◆ REQUIRED WORK
Take each line containing "Urbain" and report it exactly as written.

Extracts from a graphics dataset
--*--

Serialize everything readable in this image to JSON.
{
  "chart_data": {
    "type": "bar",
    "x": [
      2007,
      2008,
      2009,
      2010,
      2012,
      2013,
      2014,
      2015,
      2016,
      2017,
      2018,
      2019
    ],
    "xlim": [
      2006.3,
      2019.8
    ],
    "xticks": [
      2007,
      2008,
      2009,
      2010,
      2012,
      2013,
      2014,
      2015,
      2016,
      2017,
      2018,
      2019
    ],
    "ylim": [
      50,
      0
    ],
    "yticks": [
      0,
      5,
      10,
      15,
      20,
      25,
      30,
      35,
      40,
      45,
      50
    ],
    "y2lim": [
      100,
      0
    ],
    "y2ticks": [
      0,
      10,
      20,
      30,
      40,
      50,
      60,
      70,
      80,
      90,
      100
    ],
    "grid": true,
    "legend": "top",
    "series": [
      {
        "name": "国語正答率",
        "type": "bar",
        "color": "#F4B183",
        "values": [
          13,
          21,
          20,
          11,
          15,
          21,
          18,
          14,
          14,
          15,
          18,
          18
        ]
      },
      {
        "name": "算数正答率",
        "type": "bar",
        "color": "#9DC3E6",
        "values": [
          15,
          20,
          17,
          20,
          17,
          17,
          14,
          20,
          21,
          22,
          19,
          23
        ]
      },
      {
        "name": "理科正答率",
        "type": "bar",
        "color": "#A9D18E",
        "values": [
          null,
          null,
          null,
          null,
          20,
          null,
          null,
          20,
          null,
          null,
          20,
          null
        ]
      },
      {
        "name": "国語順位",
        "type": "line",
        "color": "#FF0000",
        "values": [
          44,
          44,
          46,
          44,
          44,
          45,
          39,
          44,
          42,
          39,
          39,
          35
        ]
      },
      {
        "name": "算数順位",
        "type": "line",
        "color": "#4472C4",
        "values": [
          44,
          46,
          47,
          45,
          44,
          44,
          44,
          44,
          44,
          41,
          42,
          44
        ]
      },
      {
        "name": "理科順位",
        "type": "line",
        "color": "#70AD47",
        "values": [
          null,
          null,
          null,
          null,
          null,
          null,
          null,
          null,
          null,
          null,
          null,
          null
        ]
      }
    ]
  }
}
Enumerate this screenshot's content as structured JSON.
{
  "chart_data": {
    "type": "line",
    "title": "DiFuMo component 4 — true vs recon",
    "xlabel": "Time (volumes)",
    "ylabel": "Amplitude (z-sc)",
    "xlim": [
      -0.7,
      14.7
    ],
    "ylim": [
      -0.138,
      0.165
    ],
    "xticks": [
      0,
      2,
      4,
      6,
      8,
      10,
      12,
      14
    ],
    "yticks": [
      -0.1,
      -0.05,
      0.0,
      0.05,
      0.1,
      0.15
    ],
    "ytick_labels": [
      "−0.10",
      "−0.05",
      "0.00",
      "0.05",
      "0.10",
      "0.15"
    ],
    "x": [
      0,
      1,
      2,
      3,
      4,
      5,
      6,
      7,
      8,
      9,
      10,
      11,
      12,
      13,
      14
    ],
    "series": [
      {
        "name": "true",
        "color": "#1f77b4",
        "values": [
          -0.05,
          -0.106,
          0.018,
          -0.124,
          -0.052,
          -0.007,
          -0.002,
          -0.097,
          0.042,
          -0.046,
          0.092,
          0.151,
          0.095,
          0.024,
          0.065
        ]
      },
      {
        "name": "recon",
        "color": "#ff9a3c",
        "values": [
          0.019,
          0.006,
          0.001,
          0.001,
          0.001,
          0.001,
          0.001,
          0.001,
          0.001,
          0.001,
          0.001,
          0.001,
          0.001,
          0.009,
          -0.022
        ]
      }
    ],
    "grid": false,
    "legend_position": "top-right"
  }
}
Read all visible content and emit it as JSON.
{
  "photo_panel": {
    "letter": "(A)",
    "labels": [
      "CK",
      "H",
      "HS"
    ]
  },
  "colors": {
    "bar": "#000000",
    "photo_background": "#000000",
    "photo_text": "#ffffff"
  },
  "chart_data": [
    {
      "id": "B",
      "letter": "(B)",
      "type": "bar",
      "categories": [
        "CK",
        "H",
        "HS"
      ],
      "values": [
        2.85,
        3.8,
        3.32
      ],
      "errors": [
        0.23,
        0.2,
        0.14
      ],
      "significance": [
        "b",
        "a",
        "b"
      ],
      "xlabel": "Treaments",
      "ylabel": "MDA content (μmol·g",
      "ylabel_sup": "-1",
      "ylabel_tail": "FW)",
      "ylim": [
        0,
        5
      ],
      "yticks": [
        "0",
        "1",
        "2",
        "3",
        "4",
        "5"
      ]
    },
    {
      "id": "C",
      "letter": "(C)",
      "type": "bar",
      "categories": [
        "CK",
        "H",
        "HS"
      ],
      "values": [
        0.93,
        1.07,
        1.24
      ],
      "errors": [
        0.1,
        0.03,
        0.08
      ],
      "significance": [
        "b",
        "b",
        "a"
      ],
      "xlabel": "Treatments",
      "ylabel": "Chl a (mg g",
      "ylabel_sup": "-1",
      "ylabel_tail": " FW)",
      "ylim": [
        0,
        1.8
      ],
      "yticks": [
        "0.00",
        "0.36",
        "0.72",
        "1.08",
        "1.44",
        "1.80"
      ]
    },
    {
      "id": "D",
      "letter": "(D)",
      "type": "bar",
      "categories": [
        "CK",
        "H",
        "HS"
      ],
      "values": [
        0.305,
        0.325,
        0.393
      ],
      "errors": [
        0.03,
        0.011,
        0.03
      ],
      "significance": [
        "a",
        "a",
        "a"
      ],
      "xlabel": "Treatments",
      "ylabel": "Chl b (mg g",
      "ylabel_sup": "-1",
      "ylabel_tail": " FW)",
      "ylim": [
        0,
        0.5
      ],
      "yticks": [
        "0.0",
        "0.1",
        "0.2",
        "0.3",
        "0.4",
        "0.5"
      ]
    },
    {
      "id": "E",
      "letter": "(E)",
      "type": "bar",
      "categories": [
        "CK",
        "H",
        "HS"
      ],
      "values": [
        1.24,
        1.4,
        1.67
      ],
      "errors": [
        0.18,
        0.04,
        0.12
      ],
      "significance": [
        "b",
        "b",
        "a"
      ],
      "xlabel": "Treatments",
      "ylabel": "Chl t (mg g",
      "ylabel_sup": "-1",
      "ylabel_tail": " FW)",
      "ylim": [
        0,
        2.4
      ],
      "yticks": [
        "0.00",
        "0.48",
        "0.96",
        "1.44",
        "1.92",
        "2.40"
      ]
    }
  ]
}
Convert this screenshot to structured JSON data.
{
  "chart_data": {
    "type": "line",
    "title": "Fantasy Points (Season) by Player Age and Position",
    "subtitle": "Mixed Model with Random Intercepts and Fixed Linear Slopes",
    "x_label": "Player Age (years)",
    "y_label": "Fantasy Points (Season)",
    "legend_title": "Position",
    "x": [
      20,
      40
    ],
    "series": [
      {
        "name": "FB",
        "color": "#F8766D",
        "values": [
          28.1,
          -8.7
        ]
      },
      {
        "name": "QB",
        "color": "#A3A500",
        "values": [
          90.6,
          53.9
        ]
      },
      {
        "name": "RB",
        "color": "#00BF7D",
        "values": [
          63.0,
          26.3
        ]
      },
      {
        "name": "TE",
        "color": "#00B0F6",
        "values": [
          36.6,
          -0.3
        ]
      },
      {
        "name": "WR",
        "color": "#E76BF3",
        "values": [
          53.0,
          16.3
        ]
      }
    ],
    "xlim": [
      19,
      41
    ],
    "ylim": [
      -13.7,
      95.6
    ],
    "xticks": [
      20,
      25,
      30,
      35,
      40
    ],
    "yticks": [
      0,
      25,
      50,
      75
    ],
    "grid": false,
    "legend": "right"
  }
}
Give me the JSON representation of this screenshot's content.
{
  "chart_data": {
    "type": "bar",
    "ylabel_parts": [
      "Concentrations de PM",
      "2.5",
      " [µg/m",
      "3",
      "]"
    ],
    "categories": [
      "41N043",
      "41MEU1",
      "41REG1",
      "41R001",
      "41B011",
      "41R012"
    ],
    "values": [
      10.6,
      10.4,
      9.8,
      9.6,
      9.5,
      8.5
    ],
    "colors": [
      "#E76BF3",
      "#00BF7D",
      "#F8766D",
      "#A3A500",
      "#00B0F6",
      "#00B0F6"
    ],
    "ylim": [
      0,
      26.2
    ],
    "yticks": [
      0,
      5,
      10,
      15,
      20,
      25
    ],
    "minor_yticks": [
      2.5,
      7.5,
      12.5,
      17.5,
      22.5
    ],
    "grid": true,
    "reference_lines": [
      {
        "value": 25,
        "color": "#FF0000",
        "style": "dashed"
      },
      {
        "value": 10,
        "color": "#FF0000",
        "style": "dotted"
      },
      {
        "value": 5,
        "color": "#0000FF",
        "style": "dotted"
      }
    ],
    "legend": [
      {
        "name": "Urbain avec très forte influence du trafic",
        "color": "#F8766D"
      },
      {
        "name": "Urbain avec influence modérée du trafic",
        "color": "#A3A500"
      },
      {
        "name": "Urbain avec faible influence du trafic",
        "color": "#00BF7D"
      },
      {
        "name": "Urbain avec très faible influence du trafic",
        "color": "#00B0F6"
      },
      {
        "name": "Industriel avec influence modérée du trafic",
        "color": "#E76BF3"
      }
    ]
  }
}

--*--

◆ COMPLETE RESPONSE
        "name": "Urbain avec très forte influence du trafic",
        "name": "Urbain avec influence modérée du trafic",
        "name": "Urbain avec faible influence du trafic",
        "name": "Urbain avec très faible influence du trafic",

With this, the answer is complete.